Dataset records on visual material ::
================

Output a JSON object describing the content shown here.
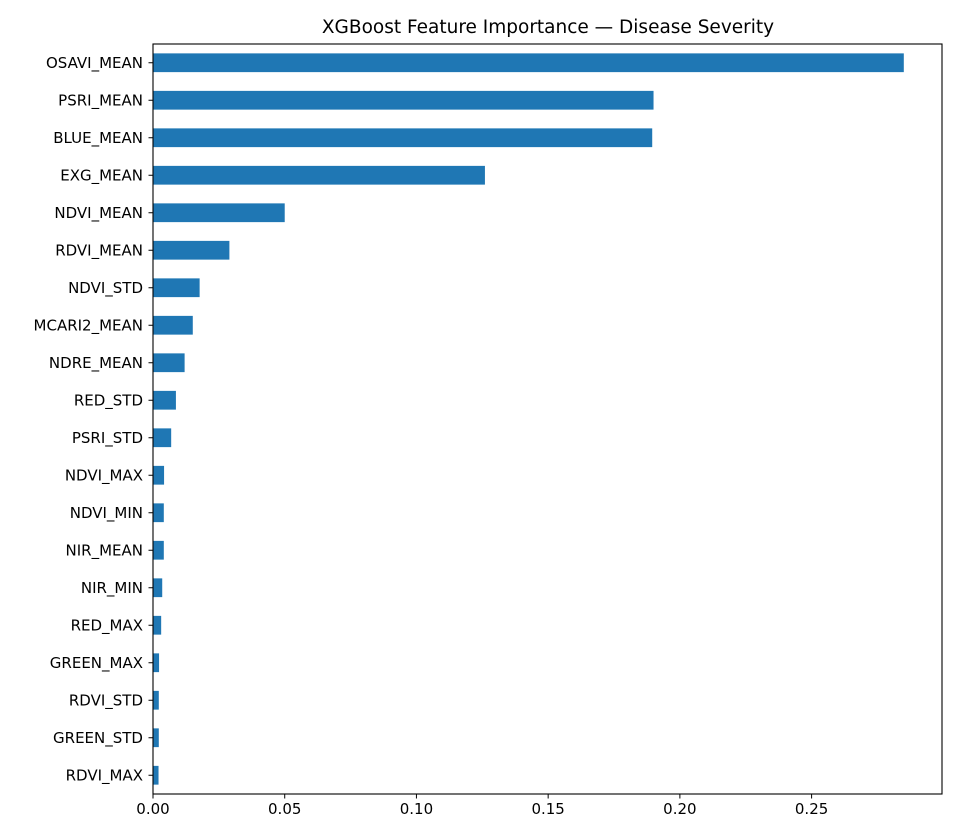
{
  "chart_data": {
    "type": "bar",
    "orientation": "horizontal",
    "title": "XGBoost Feature Importance — Disease Severity",
    "xlabel": "",
    "ylabel": "",
    "xlim": [
      0,
      0.2995
    ],
    "xticks": [
      0.0,
      0.05,
      0.1,
      0.15,
      0.2,
      0.25
    ],
    "xtick_labels": [
      "0.00",
      "0.05",
      "0.10",
      "0.15",
      "0.20",
      "0.25"
    ],
    "grid": false,
    "bar_color": "#1f77b4",
    "categories": [
      "OSAVI_MEAN",
      "PSRI_MEAN",
      "BLUE_MEAN",
      "EXG_MEAN",
      "NDVI_MEAN",
      "RDVI_MEAN",
      "NDVI_STD",
      "MCARI2_MEAN",
      "NDRE_MEAN",
      "RED_STD",
      "PSRI_STD",
      "NDVI_MAX",
      "NDVI_MIN",
      "NIR_MEAN",
      "NIR_MIN",
      "RED_MAX",
      "GREEN_MAX",
      "RDVI_STD",
      "GREEN_STD",
      "RDVI_MAX"
    ],
    "values": [
      0.285,
      0.19,
      0.1895,
      0.126,
      0.05,
      0.029,
      0.0177,
      0.0151,
      0.012,
      0.0087,
      0.0069,
      0.0042,
      0.0041,
      0.0041,
      0.0035,
      0.0031,
      0.0023,
      0.0022,
      0.0022,
      0.0021
    ]
  }
}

================

Pictures in the records must not appear in the copy; transcribe everything else precisely.

Output a JSON object describing the content shown here.
{
  "chart_data": {
    "type": "bar",
    "orientation": "horizontal",
    "title": "XGBoost Feature Importance — Disease Severity",
    "xlabel": "",
    "ylabel": "",
    "xlim": [
      0,
      0.2995
    ],
    "xticks": [
      0.0,
      0.05,
      0.1,
      0.15,
      0.2,
      0.25
    ],
    "xtick_labels": [
      "0.00",
      "0.05",
      "0.10",
      "0.15",
      "0.20",
      "0.25"
    ],
    "grid": false,
    "bar_color": "#1f77b4",
    "categories": [
      "OSAVI_MEAN",
      "PSRI_MEAN",
      "BLUE_MEAN",
      "EXG_MEAN",
      "NDVI_MEAN",
      "RDVI_MEAN",
      "NDVI_STD",
      "MCARI2_MEAN",
      "NDRE_MEAN",
      "RED_STD",
      "PSRI_STD",
      "NDVI_MAX",
      "NDVI_MIN",
      "NIR_MEAN",
      "NIR_MIN",
      "RED_MAX",
      "GREEN_MAX",
      "RDVI_STD",
      "GREEN_STD",
      "RDVI_MAX"
    ],
    "values": [
      0.285,
      0.19,
      0.1895,
      0.126,
      0.05,
      0.029,
      0.0177,
      0.0151,
      0.012,
      0.0087,
      0.0069,
      0.0042,
      0.0041,
      0.0041,
      0.0035,
      0.0031,
      0.0023,
      0.0022,
      0.0022,
      0.0021
    ]
  }
}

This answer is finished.